Decidimos cocinar nosotras mismas, como muestra de cariño hacia los chicos. Nada mejor que compartir la comida hecha en casa. Todo estaba listo para el evento, todos los padres de la directiva estarían apoyando. Trajimos a algunos chicos directamente del colegio, otros llegarían a la hora programada para la cena. La gente estaba contenta y los chicos que llegaron antes, se alistaban para la ocasión, mientras otros jugaban ping-pong. De pronto, un estruendoso sonido de vidrios rotos llegó hasta la cocina. Mi corazón se paralizó y mi cabeza elucubró lo peor. Ahora recuerdo otra vez la escena con un inusitado horror. Y no la describiré porque el motivo de mi escrito no es precisamente evocar la desgracia, peor aún suscitar el morbo, sino todo lo contrario. El Sebas, es el Sebas —gritaban los chicos. El Sebas se había estrellado contra una puerta de vidrio. 

Lo que vino después del susto y la conmoción -como imaginarán- fue la toma de decisiones que permitieron que el accidentado llegara a una clínica a recibir los cuidados y atenciones necesarias. Mi esposo fue quien, junto a dos compañeritos, se encargaron de trasladar al herido para encontrarse con los padres y su angustia. 

Los que nos quedamos, estábamos devastados y también heridos el alma. Nunca en mi vida había tenido que enfrentarme a un accidente ni con mis hijos, ni con parientes, ni con mis alumnos en mis años de maestra. Confieso que no soy la mejor afrontando el caos, pero ahora estoy convencida que las peores situaciones logran hacerte más fuerte. 

Pensamos en suspender la cena y pedir a los chicos que regresen a sus casas; sin embargo, creímos que el soporte colectivo, el abrazo conjunto entre todos los compañeros y padres presentes era capaz de crear una sinergia poderosa para pedir por el bienestar del Sebas y para consolar nuestros espíritus. 

Al igual que Sebas, creo que sus padres, sus amigos y todos quienes fuimos parte de esta situación sufrimos heridas profundas porque duele demasiado ver a un hijo o a un amigo vivir un episodio tan trágico. Es entonces cuando te preguntas: ¿por qué pasó?, ¿debía suceder así?, ¿qué se pudo hacer diferente?, ¿pudo haber sido cualquier otro chico? Son miles de preguntas que rondan la cabeza. Y claro, nunca faltan los seres alados que te abrazan para calmar tus angustias o aquellos dotados del don de la impertinencia que se convierten en jueces.
○ ○ ○ ○
* Problemas por resolver
[A] Según el relato sobre el accidente de Sebas, ¿contra qué se estrelló el Sebas?
[B] Devuelve sin cambios el fragmento del relato sobre el accidente de Sebas que comienza con "Lo que vino" y sigue hasta "y su angustia.".
[C] Prolonga el relato sobre el accidente de Sebas a partir de su última oración.

* Extractos de datos
○ ○ ○ ○
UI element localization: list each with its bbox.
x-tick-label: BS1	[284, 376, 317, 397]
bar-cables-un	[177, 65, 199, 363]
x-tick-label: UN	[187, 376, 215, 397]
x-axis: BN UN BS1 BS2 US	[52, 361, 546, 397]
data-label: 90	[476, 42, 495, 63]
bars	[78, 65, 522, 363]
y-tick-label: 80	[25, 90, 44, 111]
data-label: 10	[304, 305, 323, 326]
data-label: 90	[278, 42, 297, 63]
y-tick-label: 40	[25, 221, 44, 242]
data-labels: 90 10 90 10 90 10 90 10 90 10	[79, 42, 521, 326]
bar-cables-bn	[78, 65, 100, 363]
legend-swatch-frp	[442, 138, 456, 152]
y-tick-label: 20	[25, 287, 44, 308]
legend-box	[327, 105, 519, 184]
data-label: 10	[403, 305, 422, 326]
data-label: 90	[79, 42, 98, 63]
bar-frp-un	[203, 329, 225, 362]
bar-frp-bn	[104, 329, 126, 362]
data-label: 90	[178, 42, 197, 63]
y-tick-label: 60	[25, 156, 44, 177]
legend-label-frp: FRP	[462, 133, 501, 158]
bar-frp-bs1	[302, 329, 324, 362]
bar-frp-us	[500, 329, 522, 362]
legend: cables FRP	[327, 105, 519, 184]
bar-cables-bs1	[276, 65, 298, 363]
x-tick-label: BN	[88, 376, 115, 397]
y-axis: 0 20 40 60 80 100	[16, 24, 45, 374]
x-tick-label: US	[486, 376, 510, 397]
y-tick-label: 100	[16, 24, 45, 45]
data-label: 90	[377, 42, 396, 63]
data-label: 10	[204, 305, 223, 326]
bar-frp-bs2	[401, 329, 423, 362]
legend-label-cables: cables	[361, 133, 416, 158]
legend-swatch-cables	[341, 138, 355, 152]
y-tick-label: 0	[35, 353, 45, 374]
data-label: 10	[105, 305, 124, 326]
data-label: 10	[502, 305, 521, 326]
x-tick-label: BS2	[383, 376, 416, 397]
○ ○ ○ ○
* Respuestas numeradas
[A] Contra una puerta de vidrio.

[B]
Lo que vino después del susto y la conmoción -como imaginarán- fue la toma de decisiones que permitieron que el accidentado llegara a una clínica a recibir los cuidados y atenciones necesarias. Mi esposo fue quien, junto a dos compañeritos, se encargaron de trasladar al herido para encontrarse con los padres y su angustia.

[C]
Sin embargo, debo confesar que la solidaridad de los compañeros, el apoyo de los padres y de toda la comunidad educativa en este colegio fue elixir para el dolor en esos momentos. Mi hijo ha pasado por varios colegios, y créanme cuando digo que nunca he visto un espíritu tan altruista como el de esta comunidad. Chicos y padres haciendo rifas, donando comida, fundas de caramelos, haciendo lo imposible para ayudar porque luego del dolor, sabíamos que vendrían las preocupaciones económicas para esta familia. 

Qué grato saber que en medio de la indiferencia social y del individualismo imperante, que son el pan de cada día en nuestro mundo actual, aún existe gente que le da valor a la empatía, a la solidaridad, a la amistad verdadera. Qué grato saber que mi hijo se está educando en un espacio fraterno y con gente de carne y hueso, gente apasionada y comprometida con el otro; gente capaz de aunar esfuerzos colectivos para generar apoyo real. 

El Sebas está mejor, está saliendo adelante como todo chico de 16 años, alegre y vivaz. Deberá curar las heridas, con paciencia y el amor de la familia increíble que tiene. 

Me queda claro que todo lo que sucede en el mundo es una oportunidad, que las heridas físicas y emocionales son una puerta de entrada hacia la sanación. Y las cicatrices son el primer paso para sanar. Por eso digo que el poema de la última ganadora del “Premio Reina Sofía de Poesía Iberoamericana”, llegó en el momento perfecto a mis manos para recordarme que: no hay cicatriz, por brutal que parezca, / que no encierre belleza. / Una historia puntual se cuenta en ella,/ algún dolor./ Pero también su fin./ Las cicatrices, pues, son las costuras/ de la memoria, un remate imperfecto que nos sana/ dañándonos./ La forma que el tiempo encuentra/ de que nunca olvidemos las heridas

Sé que nunca olvidaremos esa herida, ni aquella cena navideña que dejó cicatrices en el alma, ni esta historia que ahora nos pertenece a todos y nos hace más fuertes.